**Travail à réaliser**
**a)** Recopiez le passage de l'extrait ci-dessous allant de "Je me réveille" jusqu'à "son enfant ?", en remplaçant "café" par "thé".
**b)** Répondez brièvement à ces questions sur l'extrait ci-dessous :
(i) Qu'est-ce qui est déjà prêt ce matin ?
(ii) Quel prénom porte l'amie à qui s'adresse le texte ?
(iii) Où la personne qui parle se retrouve-t-elle en train de pleurer ?
**c)** Relevez tous les adjectifs qui qualifient la douleur de l'amie (« la tienne ») dans l'extrait ci-dessous.

**Extrait du document**
Je me réveille ce matin, et comme certains matins, depuis ton départ, je pense à toi. Ton café est prêt. Tes cigarettes aussi.
Des matins, comme ce matin, tu arrives sans dire « Bonjour », et tu me surprends en train de penser à toi. Tu m'attrapes en délit, tu me souris. Tu me dis : « C'est pas grave. La douleur finira par s'apaiser. » J'aime te croire, mon amie, je veux te croire, Alia, mais la douleur est cuisante. Et je pense à la tienne. La tienne était écrasante, horrible, inimaginable. Je camoufle la mienne, j'ai honte devant toi. Je la cache aussi des yeux des proches et des étrangers, mais elle m'accompagne parfois et ne me lâche pas. Et je me trouve en train de pleurer comme une imbécile derrière le volant ! Comment peut-on survivre suite à la perte d'un être chéri ? Suite à la mort de son enfant ?

**Entrées**
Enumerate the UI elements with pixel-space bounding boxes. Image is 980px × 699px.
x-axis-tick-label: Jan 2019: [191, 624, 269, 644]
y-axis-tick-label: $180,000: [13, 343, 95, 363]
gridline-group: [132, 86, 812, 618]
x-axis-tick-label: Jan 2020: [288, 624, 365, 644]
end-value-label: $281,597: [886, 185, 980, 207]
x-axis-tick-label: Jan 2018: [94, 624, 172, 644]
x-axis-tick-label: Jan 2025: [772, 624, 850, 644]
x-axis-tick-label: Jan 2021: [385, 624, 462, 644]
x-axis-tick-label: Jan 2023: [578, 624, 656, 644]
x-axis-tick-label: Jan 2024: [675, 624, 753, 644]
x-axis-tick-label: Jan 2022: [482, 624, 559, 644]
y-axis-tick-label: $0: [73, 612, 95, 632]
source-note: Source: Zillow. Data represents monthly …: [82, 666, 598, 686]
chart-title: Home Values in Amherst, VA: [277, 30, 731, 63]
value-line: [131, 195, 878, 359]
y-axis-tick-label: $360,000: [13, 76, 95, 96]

**Corrigé**
**a)**
Je me réveille ce matin, et comme certains matins, depuis ton départ, je pense à toi. Ton thé est prêt. Tes cigarettes aussi.
Des matins, comme ce matin, tu arrives sans dire « Bonjour », et tu me surprends en train de penser à toi. Tu m'attrapes en délit, tu me souris. Tu me dis : « C'est pas grave. La douleur finira par s'apaiser. » J'aime te croire, mon amie, je veux te croire, Alia, mais la douleur est cuisante. Et je pense à la tienne. La tienne était écrasante, horrible, inimaginable. Je camoufle la mienne, j'ai honte devant toi. Je la cache aussi des yeux des proches et des étrangers, mais elle m'accompagne parfois et ne me lâche pas. Et je me trouve en train de pleurer comme une imbécile derrière le volant ! Comment peut-on survivre suite à la perte d'un être chéri ? Suite à la mort de son enfant ?

**b)**
(i) Le café et les cigarettes de l'amie.
(ii) Alia.
(iii) Derrière le volant.

**c)** écrasante, horrible, inimaginable